#### [WORK TO BE COMPLETED]
Below are some records; return each one exactly.

#### [DATA SUPPLIED]
>> begin

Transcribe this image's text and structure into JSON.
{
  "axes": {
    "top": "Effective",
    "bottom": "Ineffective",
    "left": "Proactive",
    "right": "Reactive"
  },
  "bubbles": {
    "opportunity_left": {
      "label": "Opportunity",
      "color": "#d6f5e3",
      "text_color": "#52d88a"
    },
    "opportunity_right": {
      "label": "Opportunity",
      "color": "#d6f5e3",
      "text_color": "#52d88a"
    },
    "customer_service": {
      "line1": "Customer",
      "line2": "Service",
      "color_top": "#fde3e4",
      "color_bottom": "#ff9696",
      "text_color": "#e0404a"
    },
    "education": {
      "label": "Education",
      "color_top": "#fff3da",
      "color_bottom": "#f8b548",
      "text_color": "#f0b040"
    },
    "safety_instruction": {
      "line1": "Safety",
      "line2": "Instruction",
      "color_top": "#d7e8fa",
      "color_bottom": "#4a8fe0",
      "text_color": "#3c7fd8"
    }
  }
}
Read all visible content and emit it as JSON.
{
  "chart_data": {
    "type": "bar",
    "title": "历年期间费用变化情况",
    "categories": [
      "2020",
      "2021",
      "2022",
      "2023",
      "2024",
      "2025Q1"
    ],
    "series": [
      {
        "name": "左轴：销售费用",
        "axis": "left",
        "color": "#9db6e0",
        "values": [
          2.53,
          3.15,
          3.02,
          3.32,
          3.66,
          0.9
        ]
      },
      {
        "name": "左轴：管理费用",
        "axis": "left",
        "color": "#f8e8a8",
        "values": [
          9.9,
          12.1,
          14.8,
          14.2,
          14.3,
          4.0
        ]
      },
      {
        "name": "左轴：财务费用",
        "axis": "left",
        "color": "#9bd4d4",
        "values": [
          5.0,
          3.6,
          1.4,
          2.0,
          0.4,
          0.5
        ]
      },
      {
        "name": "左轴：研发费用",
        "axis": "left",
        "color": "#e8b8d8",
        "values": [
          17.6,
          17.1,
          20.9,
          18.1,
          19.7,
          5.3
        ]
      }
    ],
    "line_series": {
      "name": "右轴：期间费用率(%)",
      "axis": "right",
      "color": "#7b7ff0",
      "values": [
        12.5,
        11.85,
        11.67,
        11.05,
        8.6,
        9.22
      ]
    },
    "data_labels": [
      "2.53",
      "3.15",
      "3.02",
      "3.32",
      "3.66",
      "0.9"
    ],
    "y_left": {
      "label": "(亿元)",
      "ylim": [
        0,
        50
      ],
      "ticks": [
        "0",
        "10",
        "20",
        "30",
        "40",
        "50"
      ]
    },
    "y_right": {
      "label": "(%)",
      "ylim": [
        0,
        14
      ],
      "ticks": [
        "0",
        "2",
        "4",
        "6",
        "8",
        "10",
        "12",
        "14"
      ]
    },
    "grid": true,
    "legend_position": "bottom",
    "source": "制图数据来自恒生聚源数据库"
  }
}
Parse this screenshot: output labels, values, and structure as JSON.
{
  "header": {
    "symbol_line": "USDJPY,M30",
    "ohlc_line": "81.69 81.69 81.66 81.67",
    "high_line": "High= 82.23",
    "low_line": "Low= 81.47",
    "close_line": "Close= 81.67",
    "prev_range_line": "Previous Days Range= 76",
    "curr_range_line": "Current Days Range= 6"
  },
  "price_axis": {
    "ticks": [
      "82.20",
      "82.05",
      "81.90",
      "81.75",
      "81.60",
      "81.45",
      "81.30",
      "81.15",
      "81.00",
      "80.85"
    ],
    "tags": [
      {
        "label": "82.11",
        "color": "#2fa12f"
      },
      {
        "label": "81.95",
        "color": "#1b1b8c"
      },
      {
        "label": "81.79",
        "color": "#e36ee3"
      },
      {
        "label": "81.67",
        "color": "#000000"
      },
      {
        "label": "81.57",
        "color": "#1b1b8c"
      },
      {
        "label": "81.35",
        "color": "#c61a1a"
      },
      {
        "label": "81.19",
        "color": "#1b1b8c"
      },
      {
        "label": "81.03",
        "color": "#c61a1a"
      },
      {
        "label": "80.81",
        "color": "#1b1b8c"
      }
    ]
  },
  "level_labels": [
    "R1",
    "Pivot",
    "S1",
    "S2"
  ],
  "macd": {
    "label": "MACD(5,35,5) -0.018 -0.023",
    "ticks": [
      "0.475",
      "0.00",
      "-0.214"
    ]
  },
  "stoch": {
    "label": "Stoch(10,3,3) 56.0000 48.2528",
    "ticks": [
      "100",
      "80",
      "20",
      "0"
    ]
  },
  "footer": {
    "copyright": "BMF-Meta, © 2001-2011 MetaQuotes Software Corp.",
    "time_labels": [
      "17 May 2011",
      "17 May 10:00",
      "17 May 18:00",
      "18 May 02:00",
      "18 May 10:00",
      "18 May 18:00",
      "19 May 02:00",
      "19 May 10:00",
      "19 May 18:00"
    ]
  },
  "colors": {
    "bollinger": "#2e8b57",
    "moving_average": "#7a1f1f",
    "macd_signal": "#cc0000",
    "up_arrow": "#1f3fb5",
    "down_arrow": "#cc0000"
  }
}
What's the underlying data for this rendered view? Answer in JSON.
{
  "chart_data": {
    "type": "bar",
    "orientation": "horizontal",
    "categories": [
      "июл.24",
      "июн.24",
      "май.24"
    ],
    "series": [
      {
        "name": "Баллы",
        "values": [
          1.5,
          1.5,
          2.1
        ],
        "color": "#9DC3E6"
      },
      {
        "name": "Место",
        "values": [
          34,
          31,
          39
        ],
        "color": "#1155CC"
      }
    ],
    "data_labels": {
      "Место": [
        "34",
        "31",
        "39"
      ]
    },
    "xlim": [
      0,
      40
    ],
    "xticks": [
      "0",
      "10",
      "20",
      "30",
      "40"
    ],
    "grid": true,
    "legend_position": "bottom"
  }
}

>> end

#### [ANSWER FOR THIS EXERCISE]
Transcribe this image's text and structure into JSON.
{
  "axes": {
    "top": "Effective",
    "bottom": "Ineffective",
    "left": "Proactive",
    "right": "Reactive"
  },
  "bubbles": {
    "opportunity_left": {
      "label": "Opportunity",
      "color": "#d6f5e3",
      "text_color": "#52d88a"
    },
    "opportunity_right": {
      "label": "Opportunity",
      "color": "#d6f5e3",
      "text_color": "#52d88a"
    },
    "customer_service": {
      "line1": "Customer",
      "line2": "Service",
      "color_top": "#fde3e4",
      "color_bottom": "#ff9696",
      "text_color": "#e0404a"
    },
    "education": {
      "label": "Education",
      "color_top": "#fff3da",
      "color_bottom": "#f8b548",
      "text_color": "#f0b040"
    },
    "safety_instruction": {
      "line1": "Safety",
      "line2": "Instruction",
      "color_top": "#d7e8fa",
      "color_bottom": "#4a8fe0",
      "text_color": "#3c7fd8"
    }
  }
}
Read all visible content and emit it as JSON.
{
  "chart_data": {
    "type": "bar",
    "title": "历年期间费用变化情况",
    "categories": [
      "2020",
      "2021",
      "2022",
      "2023",
      "2024",
      "2025Q1"
    ],
    "series": [
      {
        "name": "左轴：销售费用",
        "axis": "left",
        "color": "#9db6e0",
        "values": [
          2.53,
          3.15,
          3.02,
          3.32,
          3.66,
          0.9
        ]
      },
      {
        "name": "左轴：管理费用",
        "axis": "left",
        "color": "#f8e8a8",
        "values": [
          9.9,
          12.1,
          14.8,
          14.2,
          14.3,
          4.0
        ]
      },
      {
        "name": "左轴：财务费用",
        "axis": "left",
        "color": "#9bd4d4",
        "values": [
          5.0,
          3.6,
          1.4,
          2.0,
          0.4,
          0.5
        ]
      },
      {
        "name": "左轴：研发费用",
        "axis": "left",
        "color": "#e8b8d8",
        "values": [
          17.6,
          17.1,
          20.9,
          18.1,
          19.7,
          5.3
        ]
      }
    ],
    "line_series": {
      "name": "右轴：期间费用率(%)",
      "axis": "right",
      "color": "#7b7ff0",
      "values": [
        12.5,
        11.85,
        11.67,
        11.05,
        8.6,
        9.22
      ]
    },
    "data_labels": [
      "2.53",
      "3.15",
      "3.02",
      "3.32",
      "3.66",
      "0.9"
    ],
    "y_left": {
      "label": "(亿元)",
      "ylim": [
        0,
        50
      ],
      "ticks": [
        "0",
        "10",
        "20",
        "30",
        "40",
        "50"
      ]
    },
    "y_right": {
      "label": "(%)",
      "ylim": [
        0,
        14
      ],
      "ticks": [
        "0",
        "2",
        "4",
        "6",
        "8",
        "10",
        "12",
        "14"
      ]
    },
    "grid": true,
    "legend_position": "bottom",
    "source": "制图数据来自恒生聚源数据库"
  }
}
Parse this screenshot: output labels, values, and structure as JSON.
{
  "header": {
    "symbol_line": "USDJPY,M30",
    "ohlc_line": "81.69 81.69 81.66 81.67",
    "high_line": "High= 82.23",
    "low_line": "Low= 81.47",
    "close_line": "Close= 81.67",
    "prev_range_line": "Previous Days Range= 76",
    "curr_range_line": "Current Days Range= 6"
  },
  "price_axis": {
    "ticks": [
      "82.20",
      "82.05",
      "81.90",
      "81.75",
      "81.60",
      "81.45",
      "81.30",
      "81.15",
      "81.00",
      "80.85"
    ],
    "tags": [
      {
        "label": "82.11",
        "color": "#2fa12f"
      },
      {
        "label": "81.95",
        "color": "#1b1b8c"
      },
      {
        "label": "81.79",
        "color": "#e36ee3"
      },
      {
        "label": "81.67",
        "color": "#000000"
      },
      {
        "label": "81.57",
        "color": "#1b1b8c"
      },
      {
        "label": "81.35",
        "color": "#c61a1a"
      },
      {
        "label": "81.19",
        "color": "#1b1b8c"
      },
      {
        "label": "81.03",
        "color": "#c61a1a"
      },
      {
        "label": "80.81",
        "color": "#1b1b8c"
      }
    ]
  },
  "level_labels": [
    "R1",
    "Pivot",
    "S1",
    "S2"
  ],
  "macd": {
    "label": "MACD(5,35,5) -0.018 -0.023",
    "ticks": [
      "0.475",
      "0.00",
      "-0.214"
    ]
  },
  "stoch": {
    "label": "Stoch(10,3,3) 56.0000 48.2528",
    "ticks": [
      "100",
      "80",
      "20",
      "0"
    ]
  },
  "footer": {
    "copyright": "BMF-Meta, © 2001-2011 MetaQuotes Software Corp.",
    "time_labels": [
      "17 May 2011",
      "17 May 10:00",
      "17 May 18:00",
      "18 May 02:00",
      "18 May 10:00",
      "18 May 18:00",
      "19 May 02:00",
      "19 May 10:00",
      "19 May 18:00"
    ]
  },
  "colors": {
    "bollinger": "#2e8b57",
    "moving_average": "#7a1f1f",
    "macd_signal": "#cc0000",
    "up_arrow": "#1f3fb5",
    "down_arrow": "#cc0000"
  }
}
What's the underlying data for this rendered view? Answer in JSON.
{
  "chart_data": {
    "type": "bar",
    "orientation": "horizontal",
    "categories": [
      "июл.24",
      "июн.24",
      "май.24"
    ],
    "series": [
      {
        "name": "Баллы",
        "values": [
          1.5,
          1.5,
          2.1
        ],
        "color": "#9DC3E6"
      },
      {
        "name": "Место",
        "values": [
          34,
          31,
          39
        ],
        "color": "#1155CC"
      }
    ],
    "data_labels": {
      "Место": [
        "34",
        "31",
        "39"
      ]
    },
    "xlim": [
      0,
      40
    ],
    "xticks": [
      "0",
      "10",
      "20",
      "30",
      "40"
    ],
    "grid": true,
    "legend_position": "bottom"
  }
}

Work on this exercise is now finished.